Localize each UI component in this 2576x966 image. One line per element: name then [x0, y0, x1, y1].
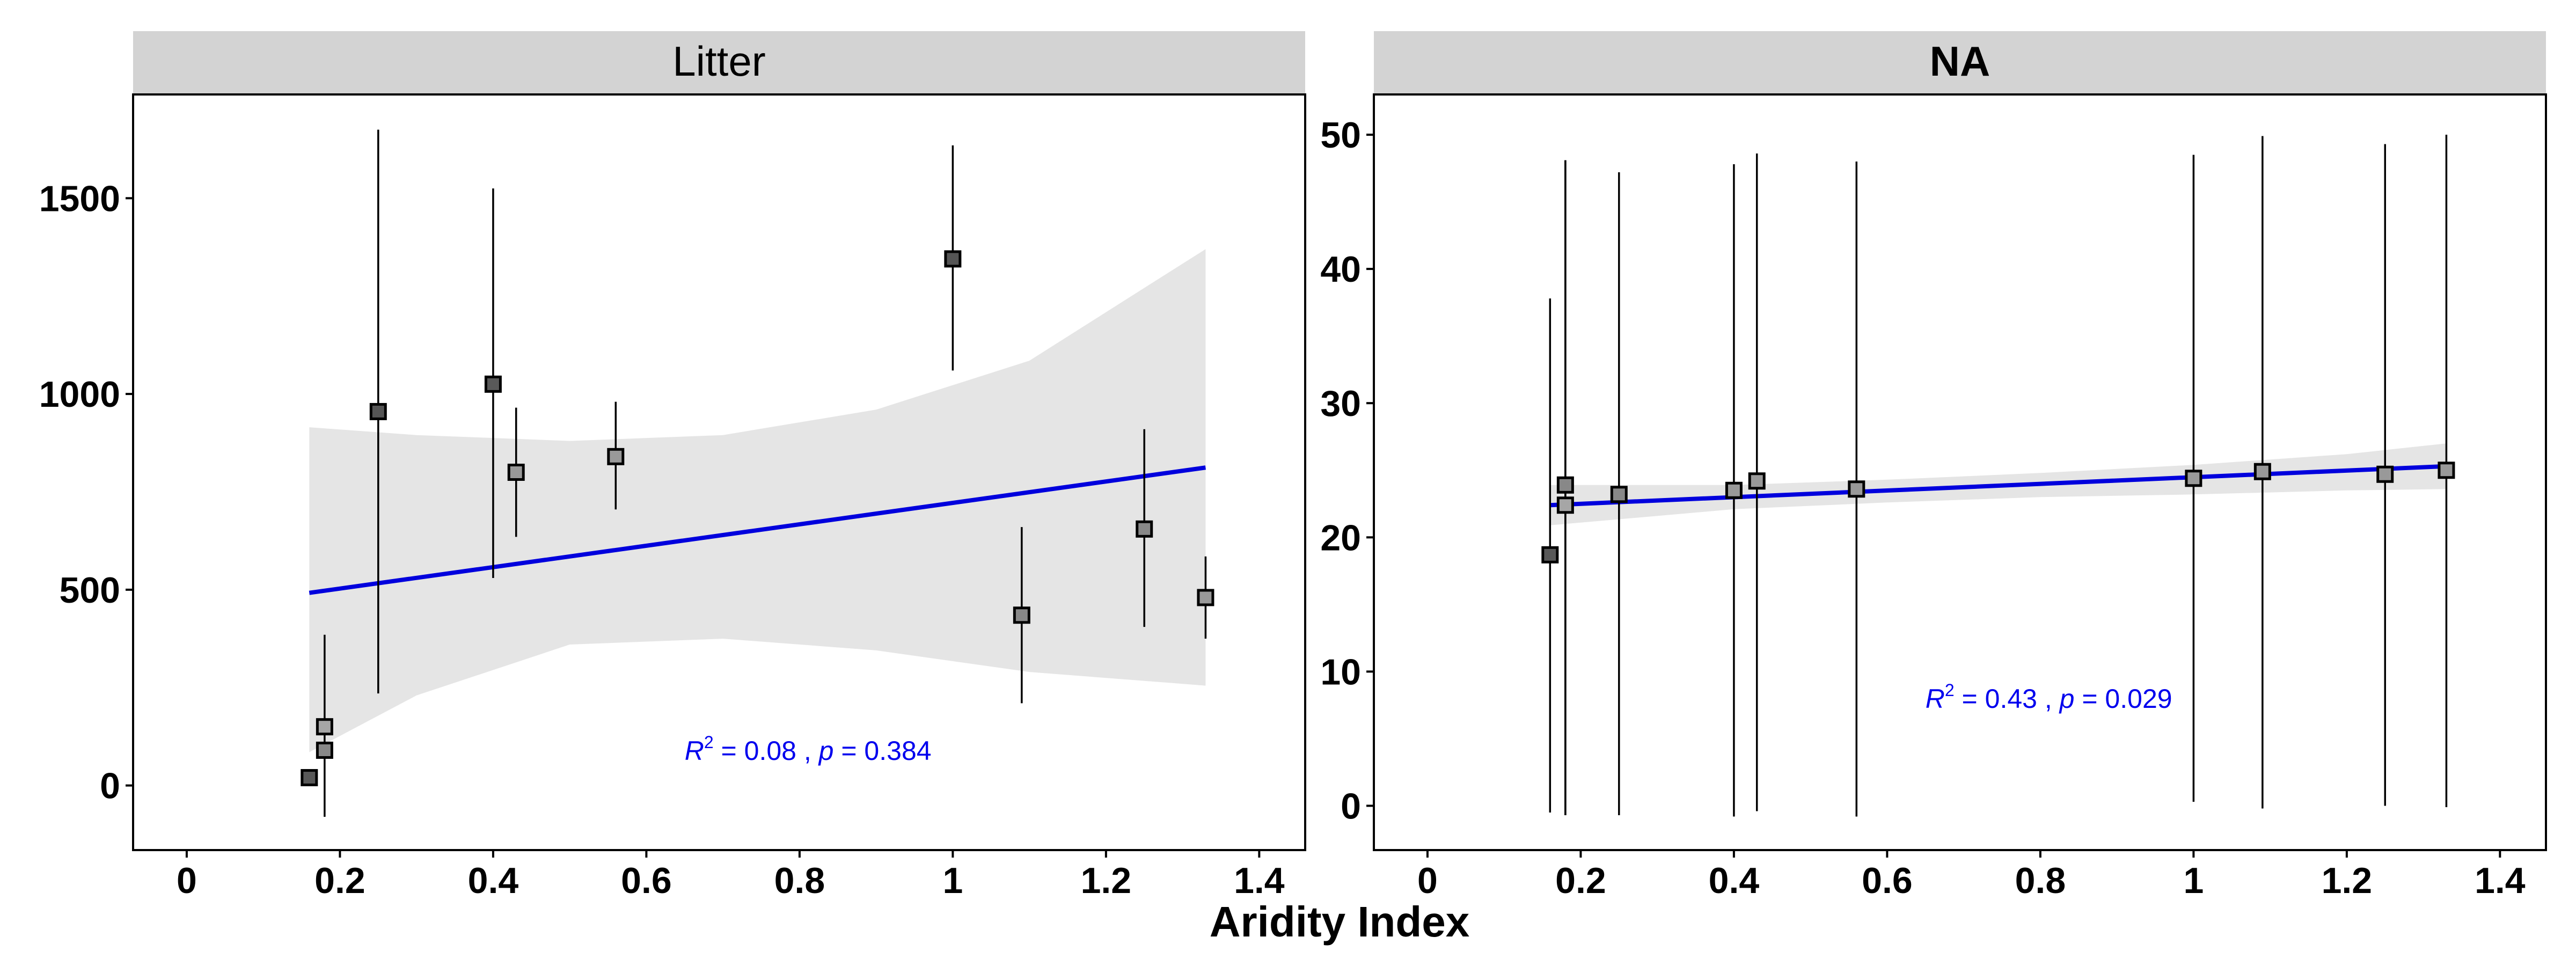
r-squared-symbol: R: [1926, 684, 1945, 714]
y-tick-label: 40: [1320, 249, 1361, 290]
y-tick-label: 1000: [39, 374, 120, 415]
x-tick-label: 1: [942, 860, 963, 901]
facet-strip-na: [1374, 31, 2546, 94]
regression-line: [309, 465, 1206, 595]
data-point: [484, 375, 502, 393]
y-tick-label: 20: [1320, 517, 1361, 558]
y-tick-label: 0: [100, 766, 120, 807]
y-tick-label: 500: [60, 570, 120, 611]
plot-frame-litter: [132, 93, 1306, 851]
confidence-ribbon: [309, 249, 1206, 752]
x-tick-label: 1: [2183, 860, 2204, 901]
x-tick-label: 0.2: [314, 860, 365, 901]
x-tick-label: 0.4: [1709, 860, 1760, 901]
data-point: [944, 250, 962, 268]
y-axis-ticks: 0 10 20 30 40 50: [1320, 115, 1374, 826]
y-axis-ticks: 0 500 1000 1500: [39, 178, 133, 807]
data-point: [1556, 496, 1574, 514]
data-point: [1725, 481, 1743, 499]
x-axis-ticks: 0 0.2 0.4 0.6 0.8 1 1.2 1.4: [177, 850, 1285, 901]
r-squared-value: = 0.43 ,: [1955, 684, 2060, 714]
data-point: [607, 448, 625, 465]
x-axis-ticks: 0 0.2 0.4 0.6 0.8 1 1.2 1.4: [1417, 850, 2526, 901]
y-tick-label: 10: [1320, 652, 1361, 692]
y-tick-label: 0: [1341, 786, 1361, 826]
x-tick-label: 1.2: [1081, 860, 1132, 901]
data-points-layer: [301, 250, 1214, 787]
facet-strip-litter: [133, 31, 1305, 94]
r-squared-exponent: 2: [1945, 680, 1955, 700]
data-point: [1197, 589, 1214, 606]
data-point: [2376, 465, 2394, 483]
panel-na: NA 0 10 20 30 40 50 0 0.2 0.4 0.6 0.8 1 1.2 1.4 R2 =…: [1320, 31, 2547, 901]
p-value: = 0.029: [2074, 684, 2172, 714]
r-squared-symbol: R: [685, 736, 704, 766]
x-tick-label: 1.4: [1234, 860, 1285, 901]
x-tick-label: 0: [1417, 860, 1438, 901]
y-tick-label: 1500: [39, 178, 120, 219]
data-point: [301, 769, 318, 787]
data-point: [316, 741, 333, 759]
data-point: [507, 464, 525, 481]
x-tick-label: 1.4: [2475, 860, 2526, 901]
x-tick-label: 0: [177, 860, 197, 901]
r-squared-value: = 0.08 ,: [714, 736, 819, 766]
x-tick-label: 0.8: [2015, 860, 2066, 901]
regression-line: [1550, 464, 2447, 508]
data-point: [1748, 472, 1766, 490]
p-symbol: p: [2059, 684, 2075, 714]
p-value: = 0.384: [833, 736, 931, 766]
data-point: [2438, 462, 2455, 479]
y-tick-label: 30: [1320, 383, 1361, 424]
regression-annotation-litter: R2 = 0.08 , p = 0.384: [685, 733, 932, 766]
x-tick-label: 0.6: [621, 860, 672, 901]
data-points-layer: [1541, 462, 2455, 564]
regression-line-layer: [309, 465, 1206, 595]
data-point: [1848, 480, 1865, 498]
confidence-ribbon-layer: [309, 249, 1206, 752]
x-tick-label: 1.2: [2322, 860, 2373, 901]
facet-title-litter: Litter: [672, 38, 765, 85]
data-point: [316, 718, 333, 736]
data-point: [1541, 546, 1559, 564]
facet-title-na: NA: [1930, 38, 1990, 85]
data-point: [1013, 606, 1030, 624]
x-tick-label: 0.6: [1862, 860, 1913, 901]
data-point: [369, 402, 387, 420]
p-symbol: p: [818, 736, 834, 766]
y-tick-label: 50: [1320, 115, 1361, 156]
data-point: [1556, 476, 1574, 494]
data-point: [1136, 520, 1153, 538]
x-axis-title: Aridity Index: [1210, 898, 1470, 946]
data-point: [2185, 470, 2202, 487]
panel-litter: Litter 0 500 1000 1500 0 0.2 0.4 0.6 0.8 1 1.2 1.4…: [39, 31, 1306, 901]
x-tick-label: 0.4: [468, 860, 519, 901]
x-tick-label: 0.8: [774, 860, 825, 901]
x-tick-label: 0.2: [1555, 860, 1606, 901]
r-squared-exponent: 2: [704, 733, 714, 752]
regression-line-layer: [1550, 464, 2447, 508]
plot-frame-na: [1373, 93, 2547, 851]
data-point: [1610, 486, 1628, 503]
regression-annotation-na: R2 = 0.43 , p = 0.029: [1926, 680, 2172, 714]
data-point: [2253, 463, 2271, 480]
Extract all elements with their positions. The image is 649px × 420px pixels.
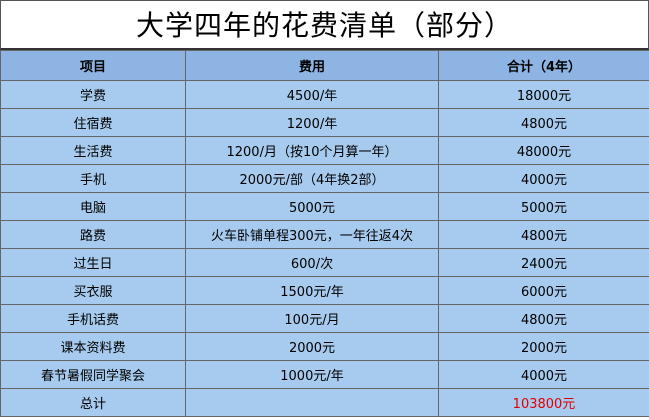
cell: 1200/月（按10个月算一年） <box>185 136 439 165</box>
cell: 手机 <box>0 164 186 193</box>
cell: 电脑 <box>0 192 186 221</box>
cell: 春节暑假同学聚会 <box>0 360 186 389</box>
row: 生活费 1200/月（按10个月算一年） 48000元 <box>0 136 649 165</box>
row: 课本资料费 2000元 2000元 <box>0 332 649 361</box>
cell: 5000元 <box>185 192 439 221</box>
row: 手机话费 100元/月 4800元 <box>0 304 649 333</box>
cell <box>185 388 439 417</box>
cell: 住宿费 <box>0 108 186 137</box>
cell: 4500/年 <box>185 80 439 109</box>
row: 住宿费 1200/年 4800元 <box>0 108 649 137</box>
cell: 4800元 <box>438 304 649 333</box>
cell: 4000元 <box>438 360 649 389</box>
cell: 18000元 <box>438 80 649 109</box>
cell: 火车卧铺单程300元，一年往返4次 <box>185 220 439 249</box>
cell: 2000元 <box>185 332 439 361</box>
cell: 100元/月 <box>185 304 439 333</box>
row: 路费 火车卧铺单程300元，一年往返4次 4800元 <box>0 220 649 249</box>
cell: 600/次 <box>185 248 439 277</box>
cell: 学费 <box>0 80 186 109</box>
cell: 48000元 <box>438 136 649 165</box>
row: 买衣服 1500元/年 6000元 <box>0 276 649 305</box>
row: 电脑 5000元 5000元 <box>0 192 649 221</box>
cell: 课本资料费 <box>0 332 186 361</box>
title: 大学四年的花费清单（部分） <box>0 0 649 50</box>
cell: 2000元 <box>438 332 649 361</box>
expense-table: 项目 费用 合计（4年） 学费 4500/年 18000元 住宿费 1200/年 4800元 生活… <box>0 50 649 417</box>
cell: 总计 <box>0 388 186 417</box>
cell: 生活费 <box>0 136 186 165</box>
cell: 2400元 <box>438 248 649 277</box>
cell: 过生日 <box>0 248 186 277</box>
cell: 6000元 <box>438 276 649 305</box>
row: 过生日 600/次 2400元 <box>0 248 649 277</box>
cell: 4800元 <box>438 220 649 249</box>
header-cell: 项目 <box>0 50 186 81</box>
row: 春节暑假同学聚会 1000元/年 4000元 <box>0 360 649 389</box>
row: 总计 103800元 <box>0 388 649 417</box>
cell: 1200/年 <box>185 108 439 137</box>
cell: 103800元 <box>438 388 649 417</box>
cell: 1500元/年 <box>185 276 439 305</box>
cell: 手机话费 <box>0 304 186 333</box>
cell: 4000元 <box>438 164 649 193</box>
header-cell: 合计（4年） <box>438 50 649 81</box>
cell: 买衣服 <box>0 276 186 305</box>
row: 学费 4500/年 18000元 <box>0 80 649 109</box>
header-row: 项目 费用 合计（4年） <box>0 50 649 81</box>
cell: 1000元/年 <box>185 360 439 389</box>
row: 手机 2000元/部（4年换2部） 4000元 <box>0 164 649 193</box>
cell: 2000元/部（4年换2部） <box>185 164 439 193</box>
cell: 5000元 <box>438 192 649 221</box>
cell: 路费 <box>0 220 186 249</box>
cell: 4800元 <box>438 108 649 137</box>
header-cell: 费用 <box>185 50 439 81</box>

-=-=-=-=-

What is asked: Lay out the lines above, from the line with "cell: 1200/月（按10个月算一年） <box>185" up to and including the line with "cell: 过生日 <box>0 248 186 277</box>", as a Markdown table with the columns No. and Entry. Give each line a running number, and leave out any blank lines.

Final result:
| No. | Entry |
|---|---|
| 1 | cell: 1200/月（按10个月算一年） <box>185 136 439 165</box> |
| 2 | cell: 手机 <box>0 164 186 193</box> |
| 3 | cell: 电脑 <box>0 192 186 221</box> |
| 4 | cell: 春节暑假同学聚会 <box>0 360 186 389</box> |
| 5 | row: 生活费 1200/月（按10个月算一年） 48000元 <box>0 136 649 165</box> |
| 6 | row: 课本资料费 2000元 2000元 <box>0 332 649 361</box> |
| 7 | cell: 5000元 <box>185 192 439 221</box> |
| 8 | row: 手机话费 100元/月 4800元 <box>0 304 649 333</box> |
| 9 | cell <box>185 388 439 417</box> |
| 10 | cell: 住宿费 <box>0 108 186 137</box> |
| 11 | cell: 4500/年 <box>185 80 439 109</box> |
| 12 | row: 住宿费 1200/年 4800元 <box>0 108 649 137</box> |
| 13 | cell: 4800元 <box>438 304 649 333</box> |
| 14 | cell: 4000元 <box>438 360 649 389</box> |
| 15 | cell: 18000元 <box>438 80 649 109</box> |
| 16 | cell: 火车卧铺单程300元，一年往返4次 <box>185 220 439 249</box> |
| 17 | cell: 2000元 <box>185 332 439 361</box> |
| 18 | cell: 100元/月 <box>185 304 439 333</box> |
| 19 | row: 路费 火车卧铺单程300元，一年往返4次 4800元 <box>0 220 649 249</box> |
| 20 | cell: 600/次 <box>185 248 439 277</box> |
| 21 | cell: 学费 <box>0 80 186 109</box> |
| 22 | cell: 48000元 <box>438 136 649 165</box> |
| 23 | row: 买衣服 1500元/年 6000元 <box>0 276 649 305</box> |
| 24 | row: 电脑 5000元 5000元 <box>0 192 649 221</box> |
| 25 | cell: 课本资料费 <box>0 332 186 361</box> |
| 26 | title: 大学四年的花费清单（部分） <box>0 0 649 50</box> |
| 27 | cell: 2000元 <box>438 332 649 361</box> |
| 28 | expense-table: 项目 费用 合计（4年） 学费 4500/年 18000元 住宿费 1200/年 4800元 生活… <box>0 50 649 417</box> |
| 29 | cell: 总计 <box>0 388 186 417</box> |
| 30 | cell: 生活费 <box>0 136 186 165</box> |
| 31 | cell: 2400元 <box>438 248 649 277</box> |
| 32 | cell: 过生日 <box>0 248 186 277</box> |